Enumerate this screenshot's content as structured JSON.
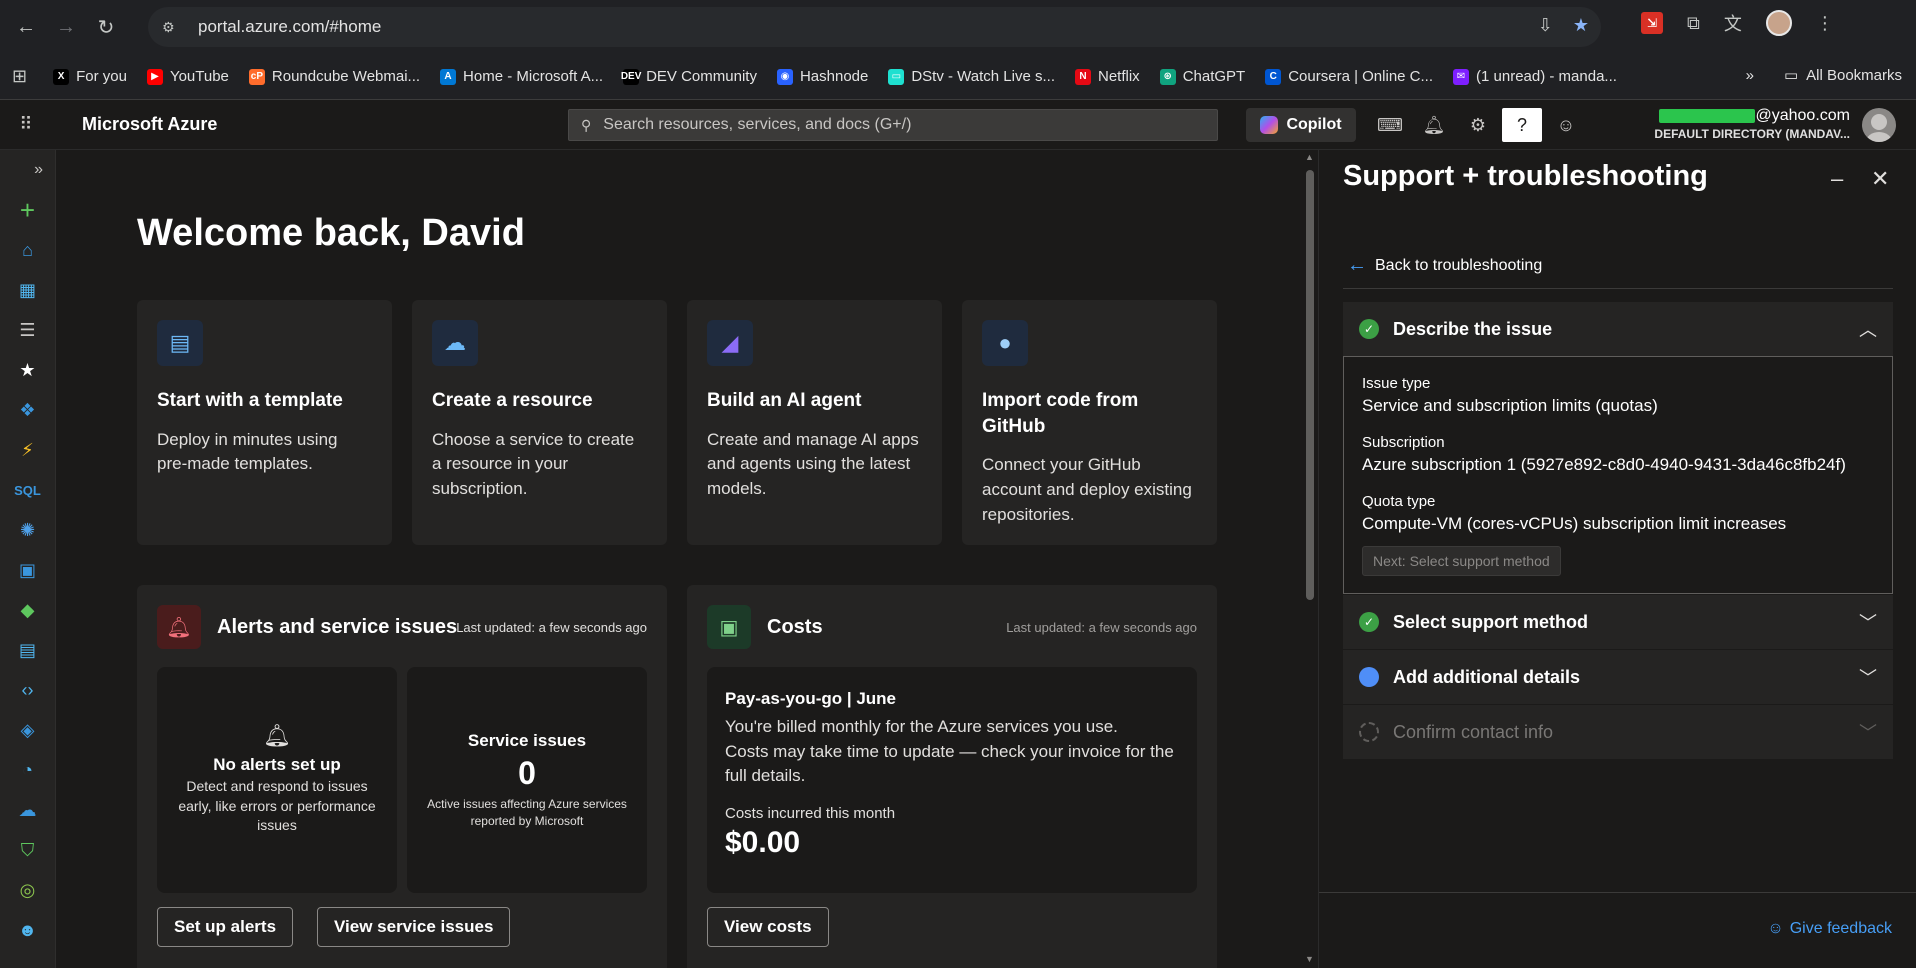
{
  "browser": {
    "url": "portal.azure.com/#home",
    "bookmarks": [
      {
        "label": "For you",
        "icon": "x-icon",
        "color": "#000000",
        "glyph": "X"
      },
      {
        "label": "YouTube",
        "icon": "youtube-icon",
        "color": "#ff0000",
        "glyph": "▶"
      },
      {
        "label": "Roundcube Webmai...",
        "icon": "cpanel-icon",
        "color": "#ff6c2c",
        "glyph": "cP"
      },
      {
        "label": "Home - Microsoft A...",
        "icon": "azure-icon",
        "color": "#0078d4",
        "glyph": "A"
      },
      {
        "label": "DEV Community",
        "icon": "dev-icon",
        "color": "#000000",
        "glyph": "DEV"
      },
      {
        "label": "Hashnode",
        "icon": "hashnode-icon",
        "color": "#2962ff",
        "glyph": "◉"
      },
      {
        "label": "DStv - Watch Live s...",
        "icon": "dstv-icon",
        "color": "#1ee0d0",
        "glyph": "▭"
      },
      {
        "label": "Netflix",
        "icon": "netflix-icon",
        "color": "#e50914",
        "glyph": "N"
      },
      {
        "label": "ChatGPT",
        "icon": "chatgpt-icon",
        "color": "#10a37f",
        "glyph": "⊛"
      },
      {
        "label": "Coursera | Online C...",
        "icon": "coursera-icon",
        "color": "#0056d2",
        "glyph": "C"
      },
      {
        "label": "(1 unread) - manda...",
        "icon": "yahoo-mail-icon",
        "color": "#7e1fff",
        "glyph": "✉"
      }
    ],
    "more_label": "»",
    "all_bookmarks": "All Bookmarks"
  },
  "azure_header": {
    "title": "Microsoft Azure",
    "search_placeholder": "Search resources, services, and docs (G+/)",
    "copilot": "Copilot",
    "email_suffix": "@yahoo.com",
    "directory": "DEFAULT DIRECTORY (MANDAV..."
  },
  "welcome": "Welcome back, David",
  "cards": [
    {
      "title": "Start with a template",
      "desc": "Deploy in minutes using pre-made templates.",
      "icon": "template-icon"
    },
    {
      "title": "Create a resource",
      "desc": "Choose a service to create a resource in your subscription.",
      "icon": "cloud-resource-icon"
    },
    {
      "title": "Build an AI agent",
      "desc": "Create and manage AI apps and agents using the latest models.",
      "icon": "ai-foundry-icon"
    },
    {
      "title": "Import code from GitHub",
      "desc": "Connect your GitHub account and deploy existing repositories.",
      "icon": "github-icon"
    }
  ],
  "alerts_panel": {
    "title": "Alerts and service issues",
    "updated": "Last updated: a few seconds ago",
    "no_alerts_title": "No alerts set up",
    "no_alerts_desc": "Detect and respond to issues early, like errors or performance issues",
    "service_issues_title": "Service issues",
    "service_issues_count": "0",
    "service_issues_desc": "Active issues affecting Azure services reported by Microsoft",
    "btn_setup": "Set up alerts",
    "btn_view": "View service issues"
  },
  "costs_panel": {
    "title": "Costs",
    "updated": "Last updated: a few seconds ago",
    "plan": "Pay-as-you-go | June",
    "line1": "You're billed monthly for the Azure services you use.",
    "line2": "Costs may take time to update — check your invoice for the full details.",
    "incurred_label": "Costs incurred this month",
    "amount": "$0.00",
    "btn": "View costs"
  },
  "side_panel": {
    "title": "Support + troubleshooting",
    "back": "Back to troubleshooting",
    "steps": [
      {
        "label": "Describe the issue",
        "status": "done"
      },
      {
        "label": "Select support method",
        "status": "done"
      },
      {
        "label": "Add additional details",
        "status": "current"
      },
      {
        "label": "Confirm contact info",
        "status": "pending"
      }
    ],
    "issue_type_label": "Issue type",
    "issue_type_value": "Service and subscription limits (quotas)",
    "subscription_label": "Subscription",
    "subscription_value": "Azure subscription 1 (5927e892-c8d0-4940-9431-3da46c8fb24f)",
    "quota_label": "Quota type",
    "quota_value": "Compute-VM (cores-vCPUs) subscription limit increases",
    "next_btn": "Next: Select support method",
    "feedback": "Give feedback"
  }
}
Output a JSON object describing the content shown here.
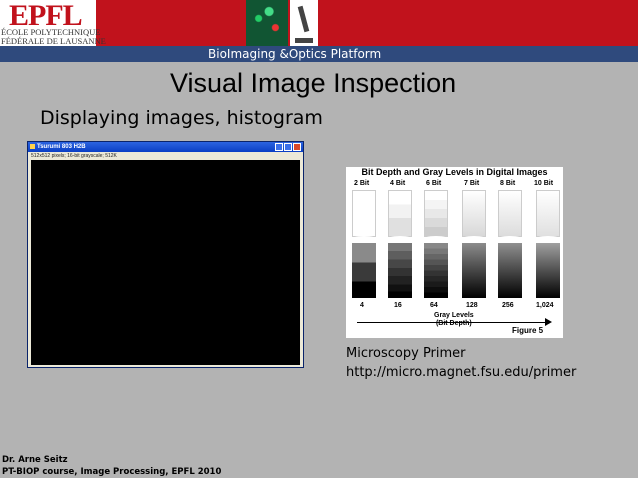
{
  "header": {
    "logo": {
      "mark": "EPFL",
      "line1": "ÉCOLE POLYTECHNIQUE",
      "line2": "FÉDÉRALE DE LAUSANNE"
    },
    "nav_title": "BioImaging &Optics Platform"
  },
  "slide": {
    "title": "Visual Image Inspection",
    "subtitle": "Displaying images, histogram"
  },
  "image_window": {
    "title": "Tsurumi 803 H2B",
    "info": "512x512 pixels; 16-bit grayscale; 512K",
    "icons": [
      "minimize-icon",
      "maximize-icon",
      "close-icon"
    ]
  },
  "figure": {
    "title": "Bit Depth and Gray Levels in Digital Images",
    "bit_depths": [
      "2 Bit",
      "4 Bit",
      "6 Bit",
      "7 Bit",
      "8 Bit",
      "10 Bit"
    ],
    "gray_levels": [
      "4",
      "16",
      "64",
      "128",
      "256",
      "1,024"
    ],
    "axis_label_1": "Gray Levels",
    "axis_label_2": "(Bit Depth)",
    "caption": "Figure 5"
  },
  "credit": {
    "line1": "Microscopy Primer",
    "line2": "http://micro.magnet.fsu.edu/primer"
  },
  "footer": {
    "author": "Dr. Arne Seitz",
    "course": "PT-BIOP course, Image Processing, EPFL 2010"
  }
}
########
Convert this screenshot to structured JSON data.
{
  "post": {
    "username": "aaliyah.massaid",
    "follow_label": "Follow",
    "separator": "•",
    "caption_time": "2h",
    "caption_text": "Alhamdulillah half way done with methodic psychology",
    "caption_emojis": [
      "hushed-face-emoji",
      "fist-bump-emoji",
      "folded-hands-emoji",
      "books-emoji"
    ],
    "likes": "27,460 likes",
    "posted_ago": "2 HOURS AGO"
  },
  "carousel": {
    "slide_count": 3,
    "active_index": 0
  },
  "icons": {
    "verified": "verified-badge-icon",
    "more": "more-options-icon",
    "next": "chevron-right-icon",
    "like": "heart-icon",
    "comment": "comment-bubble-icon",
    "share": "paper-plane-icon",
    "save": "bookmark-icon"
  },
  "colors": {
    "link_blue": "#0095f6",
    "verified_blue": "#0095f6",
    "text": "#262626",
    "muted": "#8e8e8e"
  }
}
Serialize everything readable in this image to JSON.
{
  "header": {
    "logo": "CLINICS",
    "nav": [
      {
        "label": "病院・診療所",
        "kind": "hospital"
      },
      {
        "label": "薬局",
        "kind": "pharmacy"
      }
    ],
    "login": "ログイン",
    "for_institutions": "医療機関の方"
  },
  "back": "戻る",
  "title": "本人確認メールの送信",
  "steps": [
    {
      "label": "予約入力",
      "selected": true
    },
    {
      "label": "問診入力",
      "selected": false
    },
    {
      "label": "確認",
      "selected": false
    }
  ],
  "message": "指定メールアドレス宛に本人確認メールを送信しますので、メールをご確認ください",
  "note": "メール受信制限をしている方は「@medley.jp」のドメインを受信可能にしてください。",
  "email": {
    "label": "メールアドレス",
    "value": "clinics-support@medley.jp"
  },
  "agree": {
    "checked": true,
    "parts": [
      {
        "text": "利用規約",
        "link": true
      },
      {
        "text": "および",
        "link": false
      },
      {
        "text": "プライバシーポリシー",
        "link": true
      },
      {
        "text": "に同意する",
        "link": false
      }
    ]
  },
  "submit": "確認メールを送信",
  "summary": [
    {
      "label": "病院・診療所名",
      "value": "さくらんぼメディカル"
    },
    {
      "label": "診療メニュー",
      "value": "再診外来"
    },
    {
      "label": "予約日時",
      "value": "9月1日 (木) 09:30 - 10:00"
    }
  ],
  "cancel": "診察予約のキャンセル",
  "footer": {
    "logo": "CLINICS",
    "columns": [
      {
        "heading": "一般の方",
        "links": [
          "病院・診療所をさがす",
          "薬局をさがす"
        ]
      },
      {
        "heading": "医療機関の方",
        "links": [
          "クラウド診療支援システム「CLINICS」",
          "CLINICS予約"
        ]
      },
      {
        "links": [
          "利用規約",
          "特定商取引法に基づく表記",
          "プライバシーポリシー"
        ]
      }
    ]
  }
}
########
**TO BE DONE**
In the entries above, identify each line that includes the string "EPFL", then copy it.

**EXPECTED OUTPUT**
      "mark": "EPFL",
    "course": "PT-BIOP course, Image Processing, EPFL 2010"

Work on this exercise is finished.